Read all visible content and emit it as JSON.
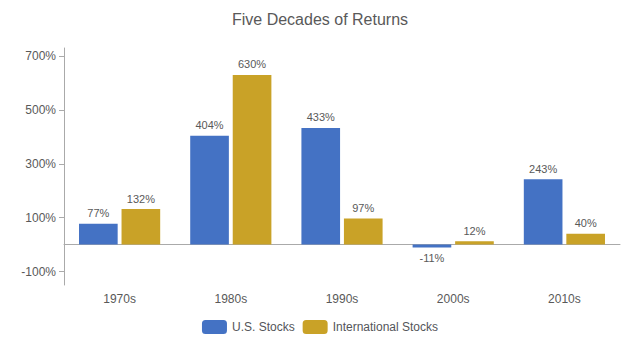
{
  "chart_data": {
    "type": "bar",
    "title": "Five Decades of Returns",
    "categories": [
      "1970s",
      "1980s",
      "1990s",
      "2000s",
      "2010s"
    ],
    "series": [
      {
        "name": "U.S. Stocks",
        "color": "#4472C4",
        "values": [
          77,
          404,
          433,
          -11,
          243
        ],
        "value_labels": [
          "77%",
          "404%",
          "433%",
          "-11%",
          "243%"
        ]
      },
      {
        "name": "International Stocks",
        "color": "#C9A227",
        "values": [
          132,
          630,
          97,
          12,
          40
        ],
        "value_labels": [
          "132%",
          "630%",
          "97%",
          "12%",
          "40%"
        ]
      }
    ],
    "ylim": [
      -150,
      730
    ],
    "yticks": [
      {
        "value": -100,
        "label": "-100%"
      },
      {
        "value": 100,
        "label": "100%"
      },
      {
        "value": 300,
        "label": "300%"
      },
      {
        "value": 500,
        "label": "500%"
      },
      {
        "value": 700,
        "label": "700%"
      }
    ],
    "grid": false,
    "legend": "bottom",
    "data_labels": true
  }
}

════════

▶ **Task instructions**
Repeat the material above in full and exactly, omitting the pictures.

▶ **Expected answer**
Read all visible content and emit it as JSON.
{
  "chart_data": {
    "type": "bar",
    "title": "Five Decades of Returns",
    "categories": [
      "1970s",
      "1980s",
      "1990s",
      "2000s",
      "2010s"
    ],
    "series": [
      {
        "name": "U.S. Stocks",
        "color": "#4472C4",
        "values": [
          77,
          404,
          433,
          -11,
          243
        ],
        "value_labels": [
          "77%",
          "404%",
          "433%",
          "-11%",
          "243%"
        ]
      },
      {
        "name": "International Stocks",
        "color": "#C9A227",
        "values": [
          132,
          630,
          97,
          12,
          40
        ],
        "value_labels": [
          "132%",
          "630%",
          "97%",
          "12%",
          "40%"
        ]
      }
    ],
    "ylim": [
      -150,
      730
    ],
    "yticks": [
      {
        "value": -100,
        "label": "-100%"
      },
      {
        "value": 100,
        "label": "100%"
      },
      {
        "value": 300,
        "label": "300%"
      },
      {
        "value": 500,
        "label": "500%"
      },
      {
        "value": 700,
        "label": "700%"
      }
    ],
    "grid": false,
    "legend": "bottom",
    "data_labels": true
  }
}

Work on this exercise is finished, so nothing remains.